Identify all lines in the data containing the string "кошек". Copy them out.

Saved data entries.
+-------+

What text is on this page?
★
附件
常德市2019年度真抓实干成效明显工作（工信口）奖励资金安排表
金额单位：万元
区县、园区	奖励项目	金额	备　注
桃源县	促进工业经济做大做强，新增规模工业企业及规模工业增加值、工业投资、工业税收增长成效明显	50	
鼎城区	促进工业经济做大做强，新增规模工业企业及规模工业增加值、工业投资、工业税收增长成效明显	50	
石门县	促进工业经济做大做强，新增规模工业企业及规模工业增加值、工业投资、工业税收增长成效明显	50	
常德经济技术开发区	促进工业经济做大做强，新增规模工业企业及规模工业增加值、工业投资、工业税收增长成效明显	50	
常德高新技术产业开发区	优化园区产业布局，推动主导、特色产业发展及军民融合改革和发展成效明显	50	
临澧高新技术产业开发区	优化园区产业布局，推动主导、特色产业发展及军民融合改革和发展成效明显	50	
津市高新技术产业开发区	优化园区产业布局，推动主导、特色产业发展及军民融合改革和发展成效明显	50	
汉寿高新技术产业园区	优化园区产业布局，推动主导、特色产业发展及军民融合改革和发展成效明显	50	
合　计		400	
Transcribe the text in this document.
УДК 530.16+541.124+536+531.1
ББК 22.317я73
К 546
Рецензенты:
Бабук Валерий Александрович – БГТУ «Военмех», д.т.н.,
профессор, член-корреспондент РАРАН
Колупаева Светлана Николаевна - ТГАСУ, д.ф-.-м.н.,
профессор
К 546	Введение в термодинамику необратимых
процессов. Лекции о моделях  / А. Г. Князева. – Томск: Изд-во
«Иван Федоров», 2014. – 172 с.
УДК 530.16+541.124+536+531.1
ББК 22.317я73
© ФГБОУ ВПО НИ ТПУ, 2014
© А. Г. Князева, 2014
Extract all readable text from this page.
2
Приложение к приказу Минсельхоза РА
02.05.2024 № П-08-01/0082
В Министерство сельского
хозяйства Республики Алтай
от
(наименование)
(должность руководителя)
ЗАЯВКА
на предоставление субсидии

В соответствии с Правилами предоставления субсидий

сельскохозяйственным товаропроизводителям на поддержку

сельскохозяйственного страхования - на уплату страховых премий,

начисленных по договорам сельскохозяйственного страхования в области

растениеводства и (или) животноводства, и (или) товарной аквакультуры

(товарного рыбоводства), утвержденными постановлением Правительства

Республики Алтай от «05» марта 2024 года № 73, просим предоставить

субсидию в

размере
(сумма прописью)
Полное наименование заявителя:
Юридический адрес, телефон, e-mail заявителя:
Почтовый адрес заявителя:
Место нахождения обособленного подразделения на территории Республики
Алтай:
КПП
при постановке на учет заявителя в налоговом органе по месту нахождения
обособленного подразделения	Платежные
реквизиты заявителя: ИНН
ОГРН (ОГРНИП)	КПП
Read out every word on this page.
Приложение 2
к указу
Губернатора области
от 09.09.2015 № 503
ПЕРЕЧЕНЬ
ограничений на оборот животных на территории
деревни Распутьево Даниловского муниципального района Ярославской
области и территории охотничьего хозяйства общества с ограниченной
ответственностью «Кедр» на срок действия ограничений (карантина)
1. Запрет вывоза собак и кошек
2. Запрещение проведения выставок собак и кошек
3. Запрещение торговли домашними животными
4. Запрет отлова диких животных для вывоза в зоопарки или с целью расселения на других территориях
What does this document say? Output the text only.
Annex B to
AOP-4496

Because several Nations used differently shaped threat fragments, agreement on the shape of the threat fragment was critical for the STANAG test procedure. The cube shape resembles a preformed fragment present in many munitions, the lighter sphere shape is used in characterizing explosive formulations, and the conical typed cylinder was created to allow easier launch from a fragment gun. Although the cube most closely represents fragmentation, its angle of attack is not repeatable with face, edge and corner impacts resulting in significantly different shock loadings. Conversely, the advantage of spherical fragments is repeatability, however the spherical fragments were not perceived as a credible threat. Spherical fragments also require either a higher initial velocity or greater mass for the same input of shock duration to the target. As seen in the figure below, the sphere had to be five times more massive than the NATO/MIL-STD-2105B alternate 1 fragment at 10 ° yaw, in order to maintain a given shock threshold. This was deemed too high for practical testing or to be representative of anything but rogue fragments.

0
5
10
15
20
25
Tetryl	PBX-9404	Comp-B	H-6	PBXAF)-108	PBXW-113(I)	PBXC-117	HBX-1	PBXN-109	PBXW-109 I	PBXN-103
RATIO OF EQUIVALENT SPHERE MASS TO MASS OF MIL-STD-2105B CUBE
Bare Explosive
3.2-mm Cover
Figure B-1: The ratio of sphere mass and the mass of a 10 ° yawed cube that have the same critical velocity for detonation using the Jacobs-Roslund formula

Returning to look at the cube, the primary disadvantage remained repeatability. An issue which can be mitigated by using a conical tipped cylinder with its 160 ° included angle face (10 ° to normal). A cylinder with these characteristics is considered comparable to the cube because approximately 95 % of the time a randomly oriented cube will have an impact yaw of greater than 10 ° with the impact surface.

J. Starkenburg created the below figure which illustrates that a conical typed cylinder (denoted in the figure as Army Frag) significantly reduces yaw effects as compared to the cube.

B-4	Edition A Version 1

+-------+

The reply.
1. Запрет вывоза собак и кошек
2. Запрещение проведения выставок собак и кошек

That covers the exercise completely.